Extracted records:

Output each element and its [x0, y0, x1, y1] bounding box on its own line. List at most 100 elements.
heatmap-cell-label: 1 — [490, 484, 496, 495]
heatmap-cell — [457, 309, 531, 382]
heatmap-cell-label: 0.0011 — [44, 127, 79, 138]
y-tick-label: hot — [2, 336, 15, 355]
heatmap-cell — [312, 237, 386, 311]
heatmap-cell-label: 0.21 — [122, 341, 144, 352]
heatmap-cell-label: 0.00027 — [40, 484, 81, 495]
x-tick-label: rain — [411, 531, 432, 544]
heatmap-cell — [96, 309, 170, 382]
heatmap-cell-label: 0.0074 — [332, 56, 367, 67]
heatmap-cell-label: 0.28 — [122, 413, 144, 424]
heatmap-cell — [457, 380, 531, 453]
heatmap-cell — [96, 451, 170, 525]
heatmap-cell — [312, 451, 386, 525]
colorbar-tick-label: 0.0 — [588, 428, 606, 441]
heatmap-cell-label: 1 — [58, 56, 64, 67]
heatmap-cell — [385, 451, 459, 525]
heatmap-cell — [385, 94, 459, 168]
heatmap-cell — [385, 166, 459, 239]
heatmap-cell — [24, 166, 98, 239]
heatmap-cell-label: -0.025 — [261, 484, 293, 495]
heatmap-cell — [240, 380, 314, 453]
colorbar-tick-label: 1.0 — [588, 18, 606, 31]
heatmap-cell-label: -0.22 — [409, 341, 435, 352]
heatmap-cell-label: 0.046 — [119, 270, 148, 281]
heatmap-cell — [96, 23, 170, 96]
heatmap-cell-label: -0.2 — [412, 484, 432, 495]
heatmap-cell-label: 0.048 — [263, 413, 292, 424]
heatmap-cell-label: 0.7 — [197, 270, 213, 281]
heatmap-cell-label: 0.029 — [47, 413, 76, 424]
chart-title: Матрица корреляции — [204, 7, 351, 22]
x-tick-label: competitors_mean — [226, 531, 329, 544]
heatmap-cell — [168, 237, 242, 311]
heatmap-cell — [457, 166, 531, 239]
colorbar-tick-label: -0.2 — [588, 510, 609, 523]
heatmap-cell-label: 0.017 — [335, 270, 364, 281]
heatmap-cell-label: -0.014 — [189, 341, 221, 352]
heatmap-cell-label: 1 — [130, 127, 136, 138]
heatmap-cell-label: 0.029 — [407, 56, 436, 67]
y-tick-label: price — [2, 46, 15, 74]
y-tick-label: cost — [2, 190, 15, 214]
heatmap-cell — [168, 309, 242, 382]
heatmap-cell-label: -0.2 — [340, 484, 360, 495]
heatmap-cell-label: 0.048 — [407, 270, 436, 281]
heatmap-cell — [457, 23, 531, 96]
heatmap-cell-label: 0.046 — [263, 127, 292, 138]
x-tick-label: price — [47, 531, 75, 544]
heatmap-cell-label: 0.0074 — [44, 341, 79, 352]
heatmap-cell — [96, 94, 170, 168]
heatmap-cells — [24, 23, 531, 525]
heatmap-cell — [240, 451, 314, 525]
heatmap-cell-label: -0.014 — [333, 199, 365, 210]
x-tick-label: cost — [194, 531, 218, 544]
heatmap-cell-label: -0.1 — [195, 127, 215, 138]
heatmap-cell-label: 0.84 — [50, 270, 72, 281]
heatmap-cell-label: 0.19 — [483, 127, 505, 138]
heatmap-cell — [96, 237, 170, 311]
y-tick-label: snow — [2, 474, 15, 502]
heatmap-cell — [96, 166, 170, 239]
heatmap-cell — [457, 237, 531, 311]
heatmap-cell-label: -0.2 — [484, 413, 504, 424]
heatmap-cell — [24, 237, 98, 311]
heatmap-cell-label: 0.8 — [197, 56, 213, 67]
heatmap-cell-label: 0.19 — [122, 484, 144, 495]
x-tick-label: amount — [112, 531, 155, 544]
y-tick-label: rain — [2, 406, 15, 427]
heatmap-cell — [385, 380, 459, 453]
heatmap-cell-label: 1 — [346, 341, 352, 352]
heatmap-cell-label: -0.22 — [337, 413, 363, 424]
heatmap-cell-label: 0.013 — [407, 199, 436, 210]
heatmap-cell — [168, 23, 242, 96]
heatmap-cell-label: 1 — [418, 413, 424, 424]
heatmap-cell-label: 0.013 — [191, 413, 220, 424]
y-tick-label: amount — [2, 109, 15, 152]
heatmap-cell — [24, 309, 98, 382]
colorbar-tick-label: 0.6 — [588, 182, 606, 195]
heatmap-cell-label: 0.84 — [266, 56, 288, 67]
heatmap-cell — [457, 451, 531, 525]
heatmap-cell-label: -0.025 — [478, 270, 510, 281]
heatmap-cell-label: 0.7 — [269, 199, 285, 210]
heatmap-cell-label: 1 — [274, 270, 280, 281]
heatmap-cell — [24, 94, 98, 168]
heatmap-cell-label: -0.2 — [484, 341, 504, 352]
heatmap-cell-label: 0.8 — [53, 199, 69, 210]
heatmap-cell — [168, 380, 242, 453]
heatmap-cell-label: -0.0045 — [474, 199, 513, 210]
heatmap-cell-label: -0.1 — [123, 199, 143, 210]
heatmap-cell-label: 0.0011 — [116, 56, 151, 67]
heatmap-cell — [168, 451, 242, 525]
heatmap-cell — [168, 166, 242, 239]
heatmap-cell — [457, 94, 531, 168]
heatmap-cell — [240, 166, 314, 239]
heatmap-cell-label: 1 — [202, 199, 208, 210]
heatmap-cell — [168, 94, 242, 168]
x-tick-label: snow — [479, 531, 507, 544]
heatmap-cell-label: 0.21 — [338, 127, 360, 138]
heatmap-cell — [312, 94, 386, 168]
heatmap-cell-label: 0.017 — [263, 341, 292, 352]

What is asked: Reproduce every line of the records above verbatim, without changing any character.

Output of the task:
Output each element and its [x0, y0, x1, y1] bounding box on its own line. List at most 100 elements.
heatmap-cell-label: 1 — [490, 484, 496, 495]
heatmap-cell — [457, 309, 531, 382]
heatmap-cell-label: 0.0011 — [44, 127, 79, 138]
y-tick-label: hot — [2, 336, 15, 355]
heatmap-cell — [312, 237, 386, 311]
heatmap-cell-label: 0.21 — [122, 341, 144, 352]
heatmap-cell-label: 0.00027 — [40, 484, 81, 495]
x-tick-label: rain — [411, 531, 432, 544]
heatmap-cell — [96, 309, 170, 382]
heatmap-cell-label: 0.0074 — [332, 56, 367, 67]
heatmap-cell-label: 0.28 — [122, 413, 144, 424]
heatmap-cell — [457, 380, 531, 453]
heatmap-cell — [96, 451, 170, 525]
heatmap-cell — [312, 451, 386, 525]
colorbar-tick-label: 0.0 — [588, 428, 606, 441]
heatmap-cell-label: 1 — [58, 56, 64, 67]
heatmap-cell — [385, 451, 459, 525]
heatmap-cell — [385, 94, 459, 168]
heatmap-cell — [385, 166, 459, 239]
heatmap-cell — [24, 166, 98, 239]
heatmap-cell-label: -0.025 — [261, 484, 293, 495]
heatmap-cell — [240, 380, 314, 453]
colorbar-tick-label: 1.0 — [588, 18, 606, 31]
heatmap-cell-label: -0.22 — [409, 341, 435, 352]
heatmap-cell-label: 0.046 — [119, 270, 148, 281]
heatmap-cell — [96, 23, 170, 96]
heatmap-cell-label: -0.2 — [412, 484, 432, 495]
heatmap-cell-label: 0.048 — [263, 413, 292, 424]
heatmap-cell-label: 0.7 — [197, 270, 213, 281]
heatmap-cell-label: 0.029 — [47, 413, 76, 424]
chart-title: Матрица корреляции — [204, 7, 351, 22]
x-tick-label: competitors_mean — [226, 531, 329, 544]
heatmap-cell — [168, 237, 242, 311]
heatmap-cell — [457, 166, 531, 239]
colorbar-tick-label: -0.2 — [588, 510, 609, 523]
heatmap-cell-label: 0.017 — [335, 270, 364, 281]
heatmap-cell-label: -0.014 — [189, 341, 221, 352]
heatmap-cell-label: 1 — [130, 127, 136, 138]
heatmap-cell-label: 0.029 — [407, 56, 436, 67]
y-tick-label: price — [2, 46, 15, 74]
y-tick-label: cost — [2, 190, 15, 214]
heatmap-cell — [168, 309, 242, 382]
heatmap-cell-label: -0.2 — [340, 484, 360, 495]
heatmap-cell-label: 0.048 — [407, 270, 436, 281]
heatmap-cell — [457, 23, 531, 96]
heatmap-cell-label: 0.046 — [263, 127, 292, 138]
x-tick-label: price — [47, 531, 75, 544]
heatmap-cell-label: 0.0074 — [44, 341, 79, 352]
heatmap-cell — [96, 94, 170, 168]
heatmap-cells — [24, 23, 531, 525]
heatmap-cell — [240, 451, 314, 525]
heatmap-cell-label: -0.014 — [333, 199, 365, 210]
x-tick-label: cost — [194, 531, 218, 544]
heatmap-cell-label: -0.1 — [195, 127, 215, 138]
heatmap-cell-label: 0.84 — [50, 270, 72, 281]
heatmap-cell-label: 0.19 — [483, 127, 505, 138]
heatmap-cell — [96, 237, 170, 311]
y-tick-label: snow — [2, 474, 15, 502]
heatmap-cell — [96, 166, 170, 239]
heatmap-cell — [457, 237, 531, 311]
heatmap-cell-label: -0.2 — [484, 413, 504, 424]
heatmap-cell — [24, 237, 98, 311]
heatmap-cell-label: 0.8 — [197, 56, 213, 67]
heatmap-cell-label: 0.19 — [122, 484, 144, 495]
x-tick-label: amount — [112, 531, 155, 544]
y-tick-label: rain — [2, 406, 15, 427]
heatmap-cell — [385, 380, 459, 453]
heatmap-cell-label: 1 — [346, 341, 352, 352]
heatmap-cell-label: -0.22 — [337, 413, 363, 424]
heatmap-cell-label: 0.013 — [407, 199, 436, 210]
heatmap-cell — [168, 23, 242, 96]
heatmap-cell-label: 1 — [418, 413, 424, 424]
heatmap-cell-label: 0.013 — [191, 413, 220, 424]
y-tick-label: amount — [2, 109, 15, 152]
heatmap-cell — [24, 309, 98, 382]
colorbar-tick-label: 0.6 — [588, 182, 606, 195]
heatmap-cell-label: 0.84 — [266, 56, 288, 67]
heatmap-cell — [457, 451, 531, 525]
heatmap-cell-label: -0.025 — [478, 270, 510, 281]
heatmap-cell-label: 0.7 — [269, 199, 285, 210]
heatmap-cell-label: 1 — [274, 270, 280, 281]
heatmap-cell — [24, 94, 98, 168]
heatmap-cell-label: -0.2 — [484, 341, 504, 352]
heatmap-cell-label: 0.8 — [53, 199, 69, 210]
heatmap-cell — [168, 380, 242, 453]
heatmap-cell-label: -0.0045 — [474, 199, 513, 210]
heatmap-cell-label: -0.1 — [123, 199, 143, 210]
heatmap-cell-label: 0.0011 — [116, 56, 151, 67]
heatmap-cell — [168, 451, 242, 525]
heatmap-cell — [168, 166, 242, 239]
heatmap-cell — [457, 94, 531, 168]
heatmap-cell — [240, 166, 314, 239]
heatmap-cell-label: 1 — [202, 199, 208, 210]
heatmap-cell — [168, 94, 242, 168]
x-tick-label: snow — [479, 531, 507, 544]
heatmap-cell-label: 0.21 — [338, 127, 360, 138]
heatmap-cell — [312, 94, 386, 168]
heatmap-cell-label: 0.017 — [263, 341, 292, 352]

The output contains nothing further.